---- Texte source
EasyJet face à un rachat américain : inquiétudes en Suisse

Le rachat d'EasyJet par Castlelake suscite des craintes pour l'avenir de la compagnie en Suisse. Les salariés et voyageurs sont inquiets.

Genève (canton de Genève) et Bâle, deux plaques tournantes du transport aérien suisse, sont sous le choc. La compagnie low-cost britannique EasyJet, leader incontesté sur ces aéroports, pourrait passer sous contrôle américain. Un rachat imminent qui alimente déjà les craintes, tant pour les salariés que pour les voyageurs.

Un fonds américain aux commandes

L'annonce est tombée dimanche. EasyJet a officialisé un « accord de principe » avec le fonds d'investissement américain Castlelake sur les principaux aspects financiers d'une offre potentielle. Selon les termes divulgués, cette opération valoriserait la compagnie à plus de 5 milliards de livres sterling, soit environ 5,4 milliards de francs suisses. Le conseil d'administration de la compagnie a d'ores et déjà indiqué qu'il serait prêt à recommander cette proposition à ses actionnaires, si une offre ferme est déposée. Il précise toutefois qu'aucune certitude n'existe encore quant à l'aboutissement de la transaction.

Castlelake n'est pas un acteur inconnu dans le ciel. Fondé en 2005, le fonds gère près de 38 milliards de dollars d'actifs et se positionne comme un poids lourd du leasing aéronautique. Le Financial Times rapporte que le fonds possède une flotte d'environ 375 avions, loués à des compagnies comme Etihad, Qantas, Air India Express, Frontier ou encore Viva. Une expertise dans la gestion d'actifs qui nourrit les spéculations.

Inquiétudes sur l'avenir d'EasyJet en Suisse

Les regards se tournent vers la filiale helvétique. EasyJet Switzerland emploie environ 1 100 personnes et exploite 31 avions, sur une flotte totale de 356 appareils. La compagnie est le premier transporteur à Genève et à Bâle. Un statut que certains redoutent de voir disparaître. Comme le rapporte la NZZ, des observateurs craignent un démantèlement pur et simple de la compagnie. L'objectif de Castlelake pourrait être de maximiser la valeur des actifs, en particulier les précieux créneaux de décollage et d'atterrissage (slots) dans les grands aéroports européens. Ces droits d'exploitation, convoités, pourraient être revendus séparément, mettant en péril l'activité suisse.
--------
---- Données à examiner
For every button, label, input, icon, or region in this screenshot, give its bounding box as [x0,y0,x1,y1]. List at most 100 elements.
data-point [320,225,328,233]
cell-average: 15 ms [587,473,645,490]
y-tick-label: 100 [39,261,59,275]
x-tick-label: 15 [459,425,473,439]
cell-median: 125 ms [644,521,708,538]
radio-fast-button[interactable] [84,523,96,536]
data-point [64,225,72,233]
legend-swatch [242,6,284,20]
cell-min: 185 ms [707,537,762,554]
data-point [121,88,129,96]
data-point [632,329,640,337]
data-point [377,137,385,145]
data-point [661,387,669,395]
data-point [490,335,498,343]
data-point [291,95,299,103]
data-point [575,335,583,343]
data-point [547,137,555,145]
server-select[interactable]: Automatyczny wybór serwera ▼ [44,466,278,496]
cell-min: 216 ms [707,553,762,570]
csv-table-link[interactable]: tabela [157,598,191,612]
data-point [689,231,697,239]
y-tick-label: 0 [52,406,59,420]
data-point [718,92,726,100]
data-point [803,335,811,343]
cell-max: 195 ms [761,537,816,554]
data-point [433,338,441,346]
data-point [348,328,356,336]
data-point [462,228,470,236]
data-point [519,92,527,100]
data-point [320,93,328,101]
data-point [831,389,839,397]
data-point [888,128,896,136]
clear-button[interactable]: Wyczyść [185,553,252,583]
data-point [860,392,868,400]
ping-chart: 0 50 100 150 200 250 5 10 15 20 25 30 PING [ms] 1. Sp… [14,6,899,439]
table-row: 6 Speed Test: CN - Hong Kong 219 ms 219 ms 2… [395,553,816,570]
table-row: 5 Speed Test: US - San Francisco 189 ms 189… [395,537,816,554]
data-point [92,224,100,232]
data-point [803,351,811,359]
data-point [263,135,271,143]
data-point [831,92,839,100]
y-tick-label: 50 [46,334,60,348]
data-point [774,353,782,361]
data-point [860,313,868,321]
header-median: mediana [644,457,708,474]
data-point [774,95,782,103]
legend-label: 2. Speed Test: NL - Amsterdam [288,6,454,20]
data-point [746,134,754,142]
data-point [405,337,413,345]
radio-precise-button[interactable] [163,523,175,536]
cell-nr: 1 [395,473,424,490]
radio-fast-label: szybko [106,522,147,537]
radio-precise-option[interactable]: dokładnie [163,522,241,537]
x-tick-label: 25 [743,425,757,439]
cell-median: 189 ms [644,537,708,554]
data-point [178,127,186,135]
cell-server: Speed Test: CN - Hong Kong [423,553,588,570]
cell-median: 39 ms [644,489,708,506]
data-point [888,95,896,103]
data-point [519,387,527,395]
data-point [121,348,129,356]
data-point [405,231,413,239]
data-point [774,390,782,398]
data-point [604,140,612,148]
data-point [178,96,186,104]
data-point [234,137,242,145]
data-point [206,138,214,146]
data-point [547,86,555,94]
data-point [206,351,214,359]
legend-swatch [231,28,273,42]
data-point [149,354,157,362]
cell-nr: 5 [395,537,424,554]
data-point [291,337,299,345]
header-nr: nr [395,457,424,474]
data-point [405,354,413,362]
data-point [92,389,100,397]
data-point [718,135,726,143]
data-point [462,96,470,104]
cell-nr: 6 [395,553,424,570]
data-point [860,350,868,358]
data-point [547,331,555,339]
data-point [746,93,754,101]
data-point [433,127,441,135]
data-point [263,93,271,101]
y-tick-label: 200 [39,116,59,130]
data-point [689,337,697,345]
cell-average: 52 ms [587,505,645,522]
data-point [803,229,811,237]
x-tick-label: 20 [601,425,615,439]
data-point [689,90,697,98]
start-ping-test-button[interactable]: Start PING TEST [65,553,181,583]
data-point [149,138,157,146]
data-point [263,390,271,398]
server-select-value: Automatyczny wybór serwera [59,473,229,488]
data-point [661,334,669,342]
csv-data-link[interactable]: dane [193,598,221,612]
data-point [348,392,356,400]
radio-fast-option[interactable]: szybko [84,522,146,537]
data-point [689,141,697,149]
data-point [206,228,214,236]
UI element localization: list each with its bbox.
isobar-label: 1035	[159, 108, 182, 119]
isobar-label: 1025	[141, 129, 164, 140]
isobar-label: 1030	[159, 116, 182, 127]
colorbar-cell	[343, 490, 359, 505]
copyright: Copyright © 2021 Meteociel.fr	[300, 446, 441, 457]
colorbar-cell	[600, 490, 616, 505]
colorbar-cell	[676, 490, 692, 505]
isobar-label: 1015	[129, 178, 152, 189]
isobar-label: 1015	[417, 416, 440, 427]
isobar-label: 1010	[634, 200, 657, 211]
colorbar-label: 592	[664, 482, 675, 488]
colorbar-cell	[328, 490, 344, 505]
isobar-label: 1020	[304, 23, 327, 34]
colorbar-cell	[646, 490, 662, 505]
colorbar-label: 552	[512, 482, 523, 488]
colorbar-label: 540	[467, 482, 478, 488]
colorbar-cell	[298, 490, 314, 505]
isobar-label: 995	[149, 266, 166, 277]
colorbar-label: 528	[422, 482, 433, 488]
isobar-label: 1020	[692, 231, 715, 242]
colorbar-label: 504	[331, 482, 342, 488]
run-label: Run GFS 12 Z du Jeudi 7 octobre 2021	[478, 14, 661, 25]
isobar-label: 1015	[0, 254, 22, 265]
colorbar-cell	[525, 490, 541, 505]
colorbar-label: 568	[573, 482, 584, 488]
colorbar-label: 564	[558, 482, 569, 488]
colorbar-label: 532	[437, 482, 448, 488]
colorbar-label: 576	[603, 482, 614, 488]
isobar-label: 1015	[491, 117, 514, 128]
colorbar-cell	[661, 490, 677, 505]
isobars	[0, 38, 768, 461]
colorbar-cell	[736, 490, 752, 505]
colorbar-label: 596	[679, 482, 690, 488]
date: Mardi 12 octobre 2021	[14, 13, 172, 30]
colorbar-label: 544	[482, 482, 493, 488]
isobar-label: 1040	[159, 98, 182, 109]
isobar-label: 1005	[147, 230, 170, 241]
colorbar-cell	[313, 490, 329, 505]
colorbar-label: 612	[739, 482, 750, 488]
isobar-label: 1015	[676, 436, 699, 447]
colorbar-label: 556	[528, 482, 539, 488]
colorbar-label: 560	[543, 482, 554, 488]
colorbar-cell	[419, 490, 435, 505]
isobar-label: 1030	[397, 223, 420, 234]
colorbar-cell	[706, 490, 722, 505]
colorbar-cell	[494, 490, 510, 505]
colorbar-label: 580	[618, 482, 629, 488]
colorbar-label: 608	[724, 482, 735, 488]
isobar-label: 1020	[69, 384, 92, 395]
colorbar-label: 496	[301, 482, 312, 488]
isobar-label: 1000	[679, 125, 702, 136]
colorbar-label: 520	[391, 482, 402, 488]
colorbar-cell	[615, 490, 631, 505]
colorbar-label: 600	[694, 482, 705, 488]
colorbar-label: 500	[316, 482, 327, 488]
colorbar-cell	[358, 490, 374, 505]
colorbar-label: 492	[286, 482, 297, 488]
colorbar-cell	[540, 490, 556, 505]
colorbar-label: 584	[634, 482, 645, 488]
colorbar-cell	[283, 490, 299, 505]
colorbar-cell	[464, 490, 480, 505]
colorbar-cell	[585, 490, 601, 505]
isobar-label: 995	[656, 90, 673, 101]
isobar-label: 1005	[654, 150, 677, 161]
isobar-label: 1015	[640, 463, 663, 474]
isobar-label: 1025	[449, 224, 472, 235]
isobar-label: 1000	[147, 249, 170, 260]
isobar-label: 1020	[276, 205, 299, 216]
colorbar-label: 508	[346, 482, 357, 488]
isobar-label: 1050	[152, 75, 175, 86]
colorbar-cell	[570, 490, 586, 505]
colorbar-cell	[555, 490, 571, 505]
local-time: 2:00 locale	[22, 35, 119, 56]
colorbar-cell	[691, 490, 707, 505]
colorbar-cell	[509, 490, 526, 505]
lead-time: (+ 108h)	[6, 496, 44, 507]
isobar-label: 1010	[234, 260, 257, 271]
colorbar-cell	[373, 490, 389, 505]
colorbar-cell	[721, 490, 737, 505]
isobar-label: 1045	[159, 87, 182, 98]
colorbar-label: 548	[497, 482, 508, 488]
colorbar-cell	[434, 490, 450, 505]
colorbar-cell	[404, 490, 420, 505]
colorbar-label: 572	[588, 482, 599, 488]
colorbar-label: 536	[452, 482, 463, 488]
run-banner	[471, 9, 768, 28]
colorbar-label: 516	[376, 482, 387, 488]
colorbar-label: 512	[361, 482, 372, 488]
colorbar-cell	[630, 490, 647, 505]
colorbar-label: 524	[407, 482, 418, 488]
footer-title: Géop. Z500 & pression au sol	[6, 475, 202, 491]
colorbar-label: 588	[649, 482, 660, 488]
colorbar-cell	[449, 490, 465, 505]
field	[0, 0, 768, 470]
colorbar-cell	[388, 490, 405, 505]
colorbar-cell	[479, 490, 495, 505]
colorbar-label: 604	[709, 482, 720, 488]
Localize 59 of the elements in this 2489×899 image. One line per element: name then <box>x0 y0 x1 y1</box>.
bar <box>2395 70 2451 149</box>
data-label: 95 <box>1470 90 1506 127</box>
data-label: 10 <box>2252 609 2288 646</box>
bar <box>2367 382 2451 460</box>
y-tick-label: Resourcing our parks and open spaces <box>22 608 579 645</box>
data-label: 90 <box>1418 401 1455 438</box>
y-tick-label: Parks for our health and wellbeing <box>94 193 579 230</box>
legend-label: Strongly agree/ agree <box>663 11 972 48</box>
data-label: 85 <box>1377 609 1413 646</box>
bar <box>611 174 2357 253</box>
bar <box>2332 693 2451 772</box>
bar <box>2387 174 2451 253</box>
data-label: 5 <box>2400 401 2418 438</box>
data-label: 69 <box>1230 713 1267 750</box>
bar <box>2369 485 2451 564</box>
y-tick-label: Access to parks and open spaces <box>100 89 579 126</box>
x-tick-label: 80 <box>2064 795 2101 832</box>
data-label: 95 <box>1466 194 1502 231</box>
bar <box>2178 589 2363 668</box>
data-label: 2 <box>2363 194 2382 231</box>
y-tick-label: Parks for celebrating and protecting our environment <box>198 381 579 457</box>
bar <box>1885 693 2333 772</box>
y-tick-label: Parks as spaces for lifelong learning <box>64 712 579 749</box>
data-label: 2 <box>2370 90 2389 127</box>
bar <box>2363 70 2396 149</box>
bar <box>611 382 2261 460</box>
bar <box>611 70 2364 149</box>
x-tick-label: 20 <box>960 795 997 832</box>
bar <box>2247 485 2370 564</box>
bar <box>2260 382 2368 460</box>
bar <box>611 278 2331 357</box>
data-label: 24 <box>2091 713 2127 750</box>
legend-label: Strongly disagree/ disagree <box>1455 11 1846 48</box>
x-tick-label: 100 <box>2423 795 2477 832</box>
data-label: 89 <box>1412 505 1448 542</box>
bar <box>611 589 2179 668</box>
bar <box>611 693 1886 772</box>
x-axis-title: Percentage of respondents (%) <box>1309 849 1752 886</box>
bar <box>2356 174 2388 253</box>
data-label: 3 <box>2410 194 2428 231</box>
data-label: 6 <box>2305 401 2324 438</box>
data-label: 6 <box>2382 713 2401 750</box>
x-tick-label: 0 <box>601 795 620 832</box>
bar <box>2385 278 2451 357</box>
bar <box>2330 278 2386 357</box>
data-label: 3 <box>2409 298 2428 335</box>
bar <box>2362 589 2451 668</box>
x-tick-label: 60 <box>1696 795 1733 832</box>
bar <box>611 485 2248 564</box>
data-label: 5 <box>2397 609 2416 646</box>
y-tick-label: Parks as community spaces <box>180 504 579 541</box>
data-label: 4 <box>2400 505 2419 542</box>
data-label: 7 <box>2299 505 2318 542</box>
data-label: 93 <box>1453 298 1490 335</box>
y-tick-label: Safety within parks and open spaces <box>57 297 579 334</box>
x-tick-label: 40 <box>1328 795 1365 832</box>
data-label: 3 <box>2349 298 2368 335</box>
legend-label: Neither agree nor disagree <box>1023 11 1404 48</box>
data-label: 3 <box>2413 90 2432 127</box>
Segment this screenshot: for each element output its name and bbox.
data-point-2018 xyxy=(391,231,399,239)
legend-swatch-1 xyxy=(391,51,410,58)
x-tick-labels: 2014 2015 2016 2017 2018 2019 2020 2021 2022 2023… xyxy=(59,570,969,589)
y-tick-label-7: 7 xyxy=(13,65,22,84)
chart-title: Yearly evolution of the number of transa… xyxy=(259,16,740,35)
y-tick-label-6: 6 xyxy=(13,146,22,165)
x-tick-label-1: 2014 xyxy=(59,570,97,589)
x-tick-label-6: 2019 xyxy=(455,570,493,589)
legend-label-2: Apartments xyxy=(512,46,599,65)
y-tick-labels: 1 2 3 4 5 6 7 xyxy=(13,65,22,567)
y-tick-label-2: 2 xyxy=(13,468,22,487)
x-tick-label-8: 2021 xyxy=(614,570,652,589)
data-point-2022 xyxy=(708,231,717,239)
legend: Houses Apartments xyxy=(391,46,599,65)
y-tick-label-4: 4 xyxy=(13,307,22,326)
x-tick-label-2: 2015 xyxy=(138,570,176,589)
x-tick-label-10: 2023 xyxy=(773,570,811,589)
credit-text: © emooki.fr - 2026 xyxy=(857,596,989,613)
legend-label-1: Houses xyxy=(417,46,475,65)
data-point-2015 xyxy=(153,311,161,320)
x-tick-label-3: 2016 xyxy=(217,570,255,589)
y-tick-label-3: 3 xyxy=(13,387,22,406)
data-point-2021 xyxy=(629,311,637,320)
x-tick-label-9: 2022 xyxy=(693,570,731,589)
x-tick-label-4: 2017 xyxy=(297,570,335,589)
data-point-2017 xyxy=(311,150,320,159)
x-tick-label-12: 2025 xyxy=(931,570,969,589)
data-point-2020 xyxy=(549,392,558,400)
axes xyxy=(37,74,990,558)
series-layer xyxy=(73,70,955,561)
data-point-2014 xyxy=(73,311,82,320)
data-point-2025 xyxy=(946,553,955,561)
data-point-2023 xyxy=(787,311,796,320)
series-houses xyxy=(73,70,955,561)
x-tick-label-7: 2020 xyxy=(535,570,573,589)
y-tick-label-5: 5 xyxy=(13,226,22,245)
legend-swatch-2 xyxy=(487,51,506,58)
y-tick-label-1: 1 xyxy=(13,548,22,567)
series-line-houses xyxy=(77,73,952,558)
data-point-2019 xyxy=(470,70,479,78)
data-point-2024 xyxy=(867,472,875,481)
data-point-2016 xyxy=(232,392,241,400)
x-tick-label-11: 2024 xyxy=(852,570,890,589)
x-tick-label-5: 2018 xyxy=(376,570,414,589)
--------
Exercice 1:
D'après l'article sur le rachat d'EasyJet, combien de personnes EasyJet Switzerland emploie-t-elle ?
Exercice 2:
Recopiez sans rien changer le passage de l'article sur le rachat d'EasyJet qui commence par « EasyJet face à » et va jusqu'à « pour les voyageurs. ».
Les lignes forment un matériau à part, indépendant du texte.

Corrigé 1:
Environ 1 100 personnes.

Corrigé 2:
EasyJet face à un rachat américain : inquiétudes en Suisse

Le rachat d'EasyJet par Castlelake suscite des craintes pour l'avenir de la compagnie en Suisse. Les salariés et voyageurs sont inquiets.

Genève (canton de Genève) et Bâle, deux plaques tournantes du transport aérien suisse, sont sous le choc. La compagnie low-cost britannique EasyJet, leader incontesté sur ces aéroports, pourrait passer sous contrôle américain. Un rachat imminent qui alimente déjà les craintes, tant pour les salariés que pour les voyageurs.